(Dataset records)
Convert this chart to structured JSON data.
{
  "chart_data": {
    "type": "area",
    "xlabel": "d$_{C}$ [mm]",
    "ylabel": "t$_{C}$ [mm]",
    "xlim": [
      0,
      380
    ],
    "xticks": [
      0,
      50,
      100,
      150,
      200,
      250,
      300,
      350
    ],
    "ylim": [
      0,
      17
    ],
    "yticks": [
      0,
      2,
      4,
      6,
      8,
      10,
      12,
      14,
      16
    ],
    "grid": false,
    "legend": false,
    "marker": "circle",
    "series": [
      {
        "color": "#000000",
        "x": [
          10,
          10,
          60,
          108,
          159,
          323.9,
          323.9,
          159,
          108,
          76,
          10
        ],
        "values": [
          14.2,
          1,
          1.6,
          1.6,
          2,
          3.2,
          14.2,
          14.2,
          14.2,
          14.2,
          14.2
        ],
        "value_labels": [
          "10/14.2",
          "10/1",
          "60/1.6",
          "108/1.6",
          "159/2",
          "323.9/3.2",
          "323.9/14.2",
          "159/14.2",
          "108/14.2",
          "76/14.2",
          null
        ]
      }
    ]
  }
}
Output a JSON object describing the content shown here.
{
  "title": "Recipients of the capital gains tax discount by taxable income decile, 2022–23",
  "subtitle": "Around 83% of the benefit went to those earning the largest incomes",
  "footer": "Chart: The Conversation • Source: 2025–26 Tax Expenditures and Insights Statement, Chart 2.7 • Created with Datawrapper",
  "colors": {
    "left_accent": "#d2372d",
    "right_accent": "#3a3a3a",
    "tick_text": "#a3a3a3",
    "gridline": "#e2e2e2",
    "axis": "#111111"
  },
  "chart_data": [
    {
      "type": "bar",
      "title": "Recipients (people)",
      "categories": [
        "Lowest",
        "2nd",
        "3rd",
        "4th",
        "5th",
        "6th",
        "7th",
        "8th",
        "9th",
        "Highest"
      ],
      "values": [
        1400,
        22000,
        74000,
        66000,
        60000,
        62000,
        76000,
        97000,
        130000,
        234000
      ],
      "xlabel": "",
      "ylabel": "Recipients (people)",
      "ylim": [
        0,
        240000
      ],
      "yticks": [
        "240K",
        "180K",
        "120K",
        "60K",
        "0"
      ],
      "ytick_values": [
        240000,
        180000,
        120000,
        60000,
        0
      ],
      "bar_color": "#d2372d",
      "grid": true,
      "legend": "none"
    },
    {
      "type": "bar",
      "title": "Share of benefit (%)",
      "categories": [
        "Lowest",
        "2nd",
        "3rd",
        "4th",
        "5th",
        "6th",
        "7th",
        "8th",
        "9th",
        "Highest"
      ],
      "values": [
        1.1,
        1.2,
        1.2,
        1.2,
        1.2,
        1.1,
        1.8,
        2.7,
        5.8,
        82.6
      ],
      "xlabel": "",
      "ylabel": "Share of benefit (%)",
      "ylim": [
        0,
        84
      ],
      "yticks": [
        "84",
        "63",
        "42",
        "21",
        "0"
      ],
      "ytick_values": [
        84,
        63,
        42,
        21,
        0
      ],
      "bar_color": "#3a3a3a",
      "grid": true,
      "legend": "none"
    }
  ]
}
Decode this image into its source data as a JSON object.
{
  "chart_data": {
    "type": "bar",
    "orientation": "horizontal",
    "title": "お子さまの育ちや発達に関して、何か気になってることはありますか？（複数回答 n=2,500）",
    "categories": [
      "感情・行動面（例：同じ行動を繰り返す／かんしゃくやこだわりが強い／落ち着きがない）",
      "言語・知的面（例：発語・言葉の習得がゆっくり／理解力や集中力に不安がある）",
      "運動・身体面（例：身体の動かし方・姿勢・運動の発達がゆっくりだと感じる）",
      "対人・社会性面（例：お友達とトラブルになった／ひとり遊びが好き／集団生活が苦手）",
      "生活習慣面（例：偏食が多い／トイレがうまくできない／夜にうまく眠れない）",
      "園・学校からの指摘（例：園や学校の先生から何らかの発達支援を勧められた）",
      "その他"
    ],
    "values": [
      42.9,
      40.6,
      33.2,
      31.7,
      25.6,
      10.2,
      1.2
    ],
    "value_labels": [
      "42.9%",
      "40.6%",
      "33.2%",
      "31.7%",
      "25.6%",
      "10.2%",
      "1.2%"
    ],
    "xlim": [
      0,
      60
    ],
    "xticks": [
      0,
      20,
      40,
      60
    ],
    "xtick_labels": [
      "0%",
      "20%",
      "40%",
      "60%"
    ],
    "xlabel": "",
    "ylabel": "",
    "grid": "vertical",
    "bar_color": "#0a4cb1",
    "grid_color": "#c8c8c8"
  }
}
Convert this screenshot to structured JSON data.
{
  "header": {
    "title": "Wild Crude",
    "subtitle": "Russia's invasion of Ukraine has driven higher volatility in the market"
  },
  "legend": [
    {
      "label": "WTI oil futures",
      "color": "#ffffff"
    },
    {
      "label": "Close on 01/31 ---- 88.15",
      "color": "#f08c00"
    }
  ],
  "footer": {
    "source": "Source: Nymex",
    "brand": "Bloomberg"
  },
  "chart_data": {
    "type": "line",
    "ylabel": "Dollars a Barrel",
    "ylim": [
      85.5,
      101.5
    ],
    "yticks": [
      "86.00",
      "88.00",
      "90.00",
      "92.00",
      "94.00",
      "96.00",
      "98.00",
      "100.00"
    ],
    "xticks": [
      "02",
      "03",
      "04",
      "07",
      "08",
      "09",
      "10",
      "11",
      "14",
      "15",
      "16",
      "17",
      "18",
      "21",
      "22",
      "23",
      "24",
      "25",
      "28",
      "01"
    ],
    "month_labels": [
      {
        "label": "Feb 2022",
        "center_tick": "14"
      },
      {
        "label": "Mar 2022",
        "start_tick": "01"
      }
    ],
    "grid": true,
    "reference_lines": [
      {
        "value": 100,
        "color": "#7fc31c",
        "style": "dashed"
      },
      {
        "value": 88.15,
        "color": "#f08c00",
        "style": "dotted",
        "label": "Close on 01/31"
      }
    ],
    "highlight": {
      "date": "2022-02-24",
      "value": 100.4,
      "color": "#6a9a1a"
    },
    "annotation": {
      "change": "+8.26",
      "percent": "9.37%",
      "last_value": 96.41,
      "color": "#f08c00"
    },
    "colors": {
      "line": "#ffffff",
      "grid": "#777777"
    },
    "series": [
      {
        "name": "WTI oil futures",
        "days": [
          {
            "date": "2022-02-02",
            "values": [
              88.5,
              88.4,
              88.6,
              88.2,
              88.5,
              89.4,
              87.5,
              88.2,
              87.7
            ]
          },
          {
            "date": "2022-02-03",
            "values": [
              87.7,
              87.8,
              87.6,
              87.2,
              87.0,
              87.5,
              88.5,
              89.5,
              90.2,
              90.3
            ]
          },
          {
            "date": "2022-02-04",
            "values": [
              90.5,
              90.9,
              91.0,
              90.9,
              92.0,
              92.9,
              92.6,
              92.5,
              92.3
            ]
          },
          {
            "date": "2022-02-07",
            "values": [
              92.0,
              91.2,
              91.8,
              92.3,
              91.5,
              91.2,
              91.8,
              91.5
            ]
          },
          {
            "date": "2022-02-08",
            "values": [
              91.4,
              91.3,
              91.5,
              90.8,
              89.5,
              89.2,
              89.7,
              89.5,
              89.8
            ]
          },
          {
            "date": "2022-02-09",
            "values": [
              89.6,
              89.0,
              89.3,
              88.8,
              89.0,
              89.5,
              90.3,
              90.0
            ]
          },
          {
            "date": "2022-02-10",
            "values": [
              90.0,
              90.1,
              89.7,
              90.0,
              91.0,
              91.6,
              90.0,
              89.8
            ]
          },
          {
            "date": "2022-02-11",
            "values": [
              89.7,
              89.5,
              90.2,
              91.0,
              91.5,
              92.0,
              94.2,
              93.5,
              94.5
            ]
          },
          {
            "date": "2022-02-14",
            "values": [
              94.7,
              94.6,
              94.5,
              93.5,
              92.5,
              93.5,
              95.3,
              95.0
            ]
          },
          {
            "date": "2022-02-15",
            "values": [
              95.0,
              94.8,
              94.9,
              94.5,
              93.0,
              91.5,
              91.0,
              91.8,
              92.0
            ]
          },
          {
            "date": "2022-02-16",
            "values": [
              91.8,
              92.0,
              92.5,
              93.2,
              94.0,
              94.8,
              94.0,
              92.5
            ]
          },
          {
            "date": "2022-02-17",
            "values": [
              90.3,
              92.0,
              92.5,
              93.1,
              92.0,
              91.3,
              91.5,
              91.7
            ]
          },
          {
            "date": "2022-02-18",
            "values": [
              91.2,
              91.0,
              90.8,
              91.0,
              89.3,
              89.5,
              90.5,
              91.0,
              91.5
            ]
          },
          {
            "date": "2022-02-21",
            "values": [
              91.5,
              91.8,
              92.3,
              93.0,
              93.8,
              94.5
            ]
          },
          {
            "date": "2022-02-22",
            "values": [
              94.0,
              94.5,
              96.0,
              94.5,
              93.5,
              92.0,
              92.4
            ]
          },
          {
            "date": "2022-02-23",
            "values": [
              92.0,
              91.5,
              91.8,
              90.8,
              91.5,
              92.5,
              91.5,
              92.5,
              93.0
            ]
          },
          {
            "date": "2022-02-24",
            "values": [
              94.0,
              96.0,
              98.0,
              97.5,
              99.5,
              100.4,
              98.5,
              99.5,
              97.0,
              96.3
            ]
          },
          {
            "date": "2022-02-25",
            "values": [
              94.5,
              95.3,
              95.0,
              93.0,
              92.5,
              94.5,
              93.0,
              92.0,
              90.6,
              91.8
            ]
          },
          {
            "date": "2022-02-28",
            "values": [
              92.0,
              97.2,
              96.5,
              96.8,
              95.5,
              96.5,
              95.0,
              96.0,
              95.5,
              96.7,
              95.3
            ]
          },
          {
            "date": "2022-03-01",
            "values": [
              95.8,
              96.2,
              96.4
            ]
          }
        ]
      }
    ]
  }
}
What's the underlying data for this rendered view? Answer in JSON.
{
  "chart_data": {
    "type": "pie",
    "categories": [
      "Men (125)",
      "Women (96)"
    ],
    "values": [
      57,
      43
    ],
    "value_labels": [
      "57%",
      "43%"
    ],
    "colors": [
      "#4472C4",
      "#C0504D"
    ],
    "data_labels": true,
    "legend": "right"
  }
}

_EXERCISE PROMPT_. Extract every line from the one containing "What's the underlying" to the end of the entries, including both of those lines, exactly as given and with nothing added.

_COMPLETED TASK_.
What's the underlying data for this rendered view? Answer in JSON.
{
  "chart_data": {
    "type": "pie",
    "categories": [
      "Men (125)",
      "Women (96)"
    ],
    "values": [
      57,
      43
    ],
    "value_labels": [
      "57%",
      "43%"
    ],
    "colors": [
      "#4472C4",
      "#C0504D"
    ],
    "data_labels": true,
    "legend": "right"
  }
}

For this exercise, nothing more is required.